▶ **Data entries**
━━━━━━━━━━━━━━━━━━━━
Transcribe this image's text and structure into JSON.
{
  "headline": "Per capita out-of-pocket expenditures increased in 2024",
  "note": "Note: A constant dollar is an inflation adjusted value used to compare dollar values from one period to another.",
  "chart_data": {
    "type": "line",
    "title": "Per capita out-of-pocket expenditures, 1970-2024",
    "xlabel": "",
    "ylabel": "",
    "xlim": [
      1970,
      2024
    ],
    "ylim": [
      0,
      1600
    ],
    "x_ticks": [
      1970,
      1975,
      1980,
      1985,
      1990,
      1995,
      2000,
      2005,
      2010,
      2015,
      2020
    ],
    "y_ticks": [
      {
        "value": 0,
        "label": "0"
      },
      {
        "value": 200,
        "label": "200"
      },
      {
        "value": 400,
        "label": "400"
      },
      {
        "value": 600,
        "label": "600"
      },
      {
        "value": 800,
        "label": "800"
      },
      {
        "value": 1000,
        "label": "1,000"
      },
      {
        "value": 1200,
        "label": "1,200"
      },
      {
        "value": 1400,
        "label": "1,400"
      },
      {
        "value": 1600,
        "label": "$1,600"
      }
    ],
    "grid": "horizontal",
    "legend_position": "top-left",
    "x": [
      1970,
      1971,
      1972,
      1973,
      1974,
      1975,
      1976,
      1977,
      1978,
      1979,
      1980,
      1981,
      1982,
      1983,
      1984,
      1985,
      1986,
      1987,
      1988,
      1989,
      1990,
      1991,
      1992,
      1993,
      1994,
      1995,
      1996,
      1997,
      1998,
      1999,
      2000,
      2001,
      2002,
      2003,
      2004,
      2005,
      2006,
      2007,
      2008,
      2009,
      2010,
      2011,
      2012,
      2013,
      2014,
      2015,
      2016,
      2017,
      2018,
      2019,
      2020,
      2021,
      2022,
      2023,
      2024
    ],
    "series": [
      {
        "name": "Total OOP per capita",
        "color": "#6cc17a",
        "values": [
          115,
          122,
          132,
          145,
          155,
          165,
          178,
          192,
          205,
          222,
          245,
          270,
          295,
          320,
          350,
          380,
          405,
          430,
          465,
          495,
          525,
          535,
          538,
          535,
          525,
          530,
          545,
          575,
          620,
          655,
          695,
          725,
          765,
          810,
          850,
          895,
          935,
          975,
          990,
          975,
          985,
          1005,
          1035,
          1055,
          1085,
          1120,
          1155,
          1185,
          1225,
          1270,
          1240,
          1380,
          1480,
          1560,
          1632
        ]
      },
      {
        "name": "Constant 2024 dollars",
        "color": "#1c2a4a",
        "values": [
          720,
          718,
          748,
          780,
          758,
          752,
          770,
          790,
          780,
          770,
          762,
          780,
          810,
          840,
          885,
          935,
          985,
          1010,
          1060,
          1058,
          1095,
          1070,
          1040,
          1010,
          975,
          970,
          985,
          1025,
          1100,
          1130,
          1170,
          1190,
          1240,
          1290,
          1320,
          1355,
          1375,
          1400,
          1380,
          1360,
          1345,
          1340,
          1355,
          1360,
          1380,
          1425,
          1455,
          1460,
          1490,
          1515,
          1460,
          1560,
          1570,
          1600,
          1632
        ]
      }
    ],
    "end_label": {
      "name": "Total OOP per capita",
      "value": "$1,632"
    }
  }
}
━━━━━━━━━━━━━━━━━━━━
▶ **Set problem**
Print the material verbatim, all of it.

▶ **Complete output**
Transcribe this image's text and structure into JSON.
{
  "headline": "Per capita out-of-pocket expenditures increased in 2024",
  "note": "Note: A constant dollar is an inflation adjusted value used to compare dollar values from one period to another.",
  "chart_data": {
    "type": "line",
    "title": "Per capita out-of-pocket expenditures, 1970-2024",
    "xlabel": "",
    "ylabel": "",
    "xlim": [
      1970,
      2024
    ],
    "ylim": [
      0,
      1600
    ],
    "x_ticks": [
      1970,
      1975,
      1980,
      1985,
      1990,
      1995,
      2000,
      2005,
      2010,
      2015,
      2020
    ],
    "y_ticks": [
      {
        "value": 0,
        "label": "0"
      },
      {
        "value": 200,
        "label": "200"
      },
      {
        "value": 400,
        "label": "400"
      },
      {
        "value": 600,
        "label": "600"
      },
      {
        "value": 800,
        "label": "800"
      },
      {
        "value": 1000,
        "label": "1,000"
      },
      {
        "value": 1200,
        "label": "1,200"
      },
      {
        "value": 1400,
        "label": "1,400"
      },
      {
        "value": 1600,
        "label": "$1,600"
      }
    ],
    "grid": "horizontal",
    "legend_position": "top-left",
    "x": [
      1970,
      1971,
      1972,
      1973,
      1974,
      1975,
      1976,
      1977,
      1978,
      1979,
      1980,
      1981,
      1982,
      1983,
      1984,
      1985,
      1986,
      1987,
      1988,
      1989,
      1990,
      1991,
      1992,
      1993,
      1994,
      1995,
      1996,
      1997,
      1998,
      1999,
      2000,
      2001,
      2002,
      2003,
      2004,
      2005,
      2006,
      2007,
      2008,
      2009,
      2010,
      2011,
      2012,
      2013,
      2014,
      2015,
      2016,
      2017,
      2018,
      2019,
      2020,
      2021,
      2022,
      2023,
      2024
    ],
    "series": [
      {
        "name": "Total OOP per capita",
        "color": "#6cc17a",
        "values": [
          115,
          122,
          132,
          145,
          155,
          165,
          178,
          192,
          205,
          222,
          245,
          270,
          295,
          320,
          350,
          380,
          405,
          430,
          465,
          495,
          525,
          535,
          538,
          535,
          525,
          530,
          545,
          575,
          620,
          655,
          695,
          725,
          765,
          810,
          850,
          895,
          935,
          975,
          990,
          975,
          985,
          1005,
          1035,
          1055,
          1085,
          1120,
          1155,
          1185,
          1225,
          1270,
          1240,
          1380,
          1480,
          1560,
          1632
        ]
      },
      {
        "name": "Constant 2024 dollars",
        "color": "#1c2a4a",
        "values": [
          720,
          718,
          748,
          780,
          758,
          752,
          770,
          790,
          780,
          770,
          762,
          780,
          810,
          840,
          885,
          935,
          985,
          1010,
          1060,
          1058,
          1095,
          1070,
          1040,
          1010,
          975,
          970,
          985,
          1025,
          1100,
          1130,
          1170,
          1190,
          1240,
          1290,
          1320,
          1355,
          1375,
          1400,
          1380,
          1360,
          1345,
          1340,
          1355,
          1360,
          1380,
          1425,
          1455,
          1460,
          1490,
          1515,
          1460,
          1560,
          1570,
          1600,
          1632
        ]
      }
    ],
    "end_label": {
      "name": "Total OOP per capita",
      "value": "$1,632"
    }
  }
}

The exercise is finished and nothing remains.